▸ **Tarefa proposta 1**
Reproduza sem alterações os registros, da primeira linha até a linha que contém "swap-before-after-button[interactable]: ⇅ xyxy=(181,343,197,354)", incluindo essa linha.

▸ **Trecho do texto**
• • •

A inexistência de um público leitor massivo, a raridade de trabalhos como

os de Euclides e Barreto, a hegemonia de um modelo jornalístico ainda “artesanal” (cf.

SODRÉ, 1999) e o estágio incipiente em que ainda se encontravam o mercado editorial

brasileiro e o processo de profissionalização do jornalista exigem cautela de quem se

disponha a considerar as obras desses dois predecessores como “livros-reportagem” –

termo que sequer era corrente na época.

Foi apenas em meados da década de 1970 que o gênero começou a ter

presença significativa no mercado editorial brasileiro. Em 1975, a editora Civilização

Brasileira lançou a coleção de “romances-reportagem” cujo primeiro título foi O caso

Lou, de Carlos Heitor Cony, sucedido no ano seguinte por Lúcio Flávio, o passageiro da

agonia, de José Louzeiro (COSSON, 2007, p. 37).

Antes disso, em 1973, Fernando Mangarielo fundou a editora Alfa-

Ômega, inicialmente dedicada à publicação de trabalhos acadêmicos identificados com o

pensamento “progressista” contrário à Ditadura Militar então vigente. Mas, conforme

relata Lima (2009, p. 242), “quando essa fonte foi se esgotando, a editora percebeu que

teria um outro caminho a seguir, via livro-reportagem”.

• • •

▸ **Registros extraídos**

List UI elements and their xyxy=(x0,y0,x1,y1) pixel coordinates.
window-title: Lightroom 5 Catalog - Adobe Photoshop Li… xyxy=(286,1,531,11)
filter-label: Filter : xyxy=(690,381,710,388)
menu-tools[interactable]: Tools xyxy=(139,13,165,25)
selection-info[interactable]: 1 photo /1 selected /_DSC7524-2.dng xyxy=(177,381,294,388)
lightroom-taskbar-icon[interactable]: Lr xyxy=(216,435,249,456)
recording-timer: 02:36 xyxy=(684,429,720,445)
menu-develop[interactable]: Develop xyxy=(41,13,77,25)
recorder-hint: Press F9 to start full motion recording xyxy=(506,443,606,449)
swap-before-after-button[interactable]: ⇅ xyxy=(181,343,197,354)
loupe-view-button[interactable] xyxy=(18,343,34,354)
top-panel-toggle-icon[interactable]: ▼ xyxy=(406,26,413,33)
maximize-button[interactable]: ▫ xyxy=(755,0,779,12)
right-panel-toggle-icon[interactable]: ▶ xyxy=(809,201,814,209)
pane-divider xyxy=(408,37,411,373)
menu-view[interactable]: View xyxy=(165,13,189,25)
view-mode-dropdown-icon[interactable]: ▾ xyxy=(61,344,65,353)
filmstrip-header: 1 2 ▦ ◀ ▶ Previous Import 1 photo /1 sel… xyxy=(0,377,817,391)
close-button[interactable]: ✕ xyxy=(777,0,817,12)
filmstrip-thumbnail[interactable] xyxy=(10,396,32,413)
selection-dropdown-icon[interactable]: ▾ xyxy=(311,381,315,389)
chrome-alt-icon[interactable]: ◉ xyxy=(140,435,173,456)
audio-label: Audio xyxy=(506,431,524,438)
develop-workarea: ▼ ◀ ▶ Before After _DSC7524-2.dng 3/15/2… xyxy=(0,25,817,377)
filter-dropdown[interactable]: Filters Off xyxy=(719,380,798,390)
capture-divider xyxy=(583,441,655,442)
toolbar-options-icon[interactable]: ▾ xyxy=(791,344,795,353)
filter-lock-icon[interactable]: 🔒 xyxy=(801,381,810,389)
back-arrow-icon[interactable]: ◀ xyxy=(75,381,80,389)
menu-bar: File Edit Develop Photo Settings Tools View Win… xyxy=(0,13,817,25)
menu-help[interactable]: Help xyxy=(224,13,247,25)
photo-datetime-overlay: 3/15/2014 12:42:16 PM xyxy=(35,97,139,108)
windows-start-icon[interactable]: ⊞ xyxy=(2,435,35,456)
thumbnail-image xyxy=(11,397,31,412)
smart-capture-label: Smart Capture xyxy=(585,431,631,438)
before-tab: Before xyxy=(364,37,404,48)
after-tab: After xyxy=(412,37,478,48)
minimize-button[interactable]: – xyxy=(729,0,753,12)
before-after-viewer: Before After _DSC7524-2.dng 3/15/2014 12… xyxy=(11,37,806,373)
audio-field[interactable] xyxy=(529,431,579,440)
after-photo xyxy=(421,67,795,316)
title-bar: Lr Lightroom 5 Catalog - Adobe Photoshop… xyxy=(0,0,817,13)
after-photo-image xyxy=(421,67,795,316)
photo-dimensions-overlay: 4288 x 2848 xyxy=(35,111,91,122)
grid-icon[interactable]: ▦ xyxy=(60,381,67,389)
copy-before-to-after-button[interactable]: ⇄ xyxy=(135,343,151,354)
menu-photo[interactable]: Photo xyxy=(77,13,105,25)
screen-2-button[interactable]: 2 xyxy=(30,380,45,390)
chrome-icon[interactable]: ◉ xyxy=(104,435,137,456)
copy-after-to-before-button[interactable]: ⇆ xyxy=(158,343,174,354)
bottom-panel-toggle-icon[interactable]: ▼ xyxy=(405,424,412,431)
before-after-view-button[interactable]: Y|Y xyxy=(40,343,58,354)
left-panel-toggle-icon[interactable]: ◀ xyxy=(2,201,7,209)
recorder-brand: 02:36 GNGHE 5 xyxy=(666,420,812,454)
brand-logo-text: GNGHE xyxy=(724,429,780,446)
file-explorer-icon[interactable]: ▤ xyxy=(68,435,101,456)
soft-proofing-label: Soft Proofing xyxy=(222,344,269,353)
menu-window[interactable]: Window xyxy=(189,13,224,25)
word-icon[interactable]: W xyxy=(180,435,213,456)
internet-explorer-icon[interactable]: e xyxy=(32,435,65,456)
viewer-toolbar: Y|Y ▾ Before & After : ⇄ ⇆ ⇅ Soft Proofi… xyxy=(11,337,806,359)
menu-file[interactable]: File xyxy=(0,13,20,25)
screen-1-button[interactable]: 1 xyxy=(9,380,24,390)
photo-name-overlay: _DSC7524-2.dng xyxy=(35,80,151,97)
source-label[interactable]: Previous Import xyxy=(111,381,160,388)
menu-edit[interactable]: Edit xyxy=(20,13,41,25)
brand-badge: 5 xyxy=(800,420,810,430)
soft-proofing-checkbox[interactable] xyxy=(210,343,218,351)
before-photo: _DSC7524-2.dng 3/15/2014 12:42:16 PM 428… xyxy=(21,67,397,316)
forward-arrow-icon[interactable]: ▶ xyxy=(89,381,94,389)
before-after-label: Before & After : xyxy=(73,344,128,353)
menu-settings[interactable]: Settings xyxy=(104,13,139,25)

• • •

▸ **Tarefa proposta 2**
Segundo o trecho sobre o livro-reportagem, em que ano a editora Civilização Brasileira lançou a coleção de "romances-reportagem"?

▸ **Resposta correta 1**
List UI elements and their xyxy=(x0,y0,x1,y1) pixel coordinates.
window-title: Lightroom 5 Catalog - Adobe Photoshop Li… xyxy=(286,1,531,11)
filter-label: Filter : xyxy=(690,381,710,388)
menu-tools[interactable]: Tools xyxy=(139,13,165,25)
selection-info[interactable]: 1 photo /1 selected /_DSC7524-2.dng xyxy=(177,381,294,388)
lightroom-taskbar-icon[interactable]: Lr xyxy=(216,435,249,456)
recording-timer: 02:36 xyxy=(684,429,720,445)
menu-develop[interactable]: Develop xyxy=(41,13,77,25)
recorder-hint: Press F9 to start full motion recording xyxy=(506,443,606,449)
swap-before-after-button[interactable]: ⇅ xyxy=(181,343,197,354)

▸ **Resposta correta 2**
Em 1975.